**GOAL**
Copy out every line that contains the word "construction".

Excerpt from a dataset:
------------------------------------------------

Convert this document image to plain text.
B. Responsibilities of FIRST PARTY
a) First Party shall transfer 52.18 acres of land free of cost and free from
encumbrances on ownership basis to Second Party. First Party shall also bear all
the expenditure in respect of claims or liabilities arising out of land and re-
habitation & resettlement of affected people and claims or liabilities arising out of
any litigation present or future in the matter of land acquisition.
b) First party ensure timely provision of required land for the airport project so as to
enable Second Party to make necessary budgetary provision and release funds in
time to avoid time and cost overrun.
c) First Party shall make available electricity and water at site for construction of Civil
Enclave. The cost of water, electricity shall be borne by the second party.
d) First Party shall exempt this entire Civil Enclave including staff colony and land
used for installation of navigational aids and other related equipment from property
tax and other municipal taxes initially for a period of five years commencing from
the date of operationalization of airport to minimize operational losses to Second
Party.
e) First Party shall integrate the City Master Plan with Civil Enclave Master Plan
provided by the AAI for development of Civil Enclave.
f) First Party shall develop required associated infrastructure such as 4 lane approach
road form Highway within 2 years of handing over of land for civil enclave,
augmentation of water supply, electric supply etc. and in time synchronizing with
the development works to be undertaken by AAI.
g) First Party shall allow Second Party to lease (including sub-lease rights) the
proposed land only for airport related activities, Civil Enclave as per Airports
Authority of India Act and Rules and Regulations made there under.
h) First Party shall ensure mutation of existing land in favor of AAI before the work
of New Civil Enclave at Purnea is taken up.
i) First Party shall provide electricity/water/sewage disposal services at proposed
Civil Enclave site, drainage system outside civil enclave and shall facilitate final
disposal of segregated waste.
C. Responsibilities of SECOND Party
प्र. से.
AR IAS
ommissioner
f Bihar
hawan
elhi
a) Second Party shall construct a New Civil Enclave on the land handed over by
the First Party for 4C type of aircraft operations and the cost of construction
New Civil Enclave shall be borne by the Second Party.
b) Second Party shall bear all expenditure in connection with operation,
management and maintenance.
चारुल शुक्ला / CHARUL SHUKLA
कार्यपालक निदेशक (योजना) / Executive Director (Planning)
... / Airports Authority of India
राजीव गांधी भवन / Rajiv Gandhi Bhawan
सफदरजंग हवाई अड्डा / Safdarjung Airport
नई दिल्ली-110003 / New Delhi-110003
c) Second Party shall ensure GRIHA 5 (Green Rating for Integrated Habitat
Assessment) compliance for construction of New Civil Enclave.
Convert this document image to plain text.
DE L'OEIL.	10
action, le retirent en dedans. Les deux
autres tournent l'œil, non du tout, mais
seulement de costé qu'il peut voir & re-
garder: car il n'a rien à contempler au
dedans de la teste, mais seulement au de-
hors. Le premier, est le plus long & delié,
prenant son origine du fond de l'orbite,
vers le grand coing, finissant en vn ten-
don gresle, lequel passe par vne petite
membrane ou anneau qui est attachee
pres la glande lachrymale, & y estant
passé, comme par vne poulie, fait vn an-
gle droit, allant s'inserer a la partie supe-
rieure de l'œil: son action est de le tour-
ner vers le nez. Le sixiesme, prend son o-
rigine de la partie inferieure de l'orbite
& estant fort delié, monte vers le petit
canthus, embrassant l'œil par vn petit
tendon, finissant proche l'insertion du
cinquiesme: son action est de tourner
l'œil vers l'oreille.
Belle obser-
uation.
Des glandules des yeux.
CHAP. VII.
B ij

------------------------------------------------

**COMPLETE RESPONSE**
c) First Party shall make available electricity and water at site for construction of Civil
the First Party for 4C type of aircraft operations and the cost of construction
Assessment) compliance for construction of New Civil Enclave.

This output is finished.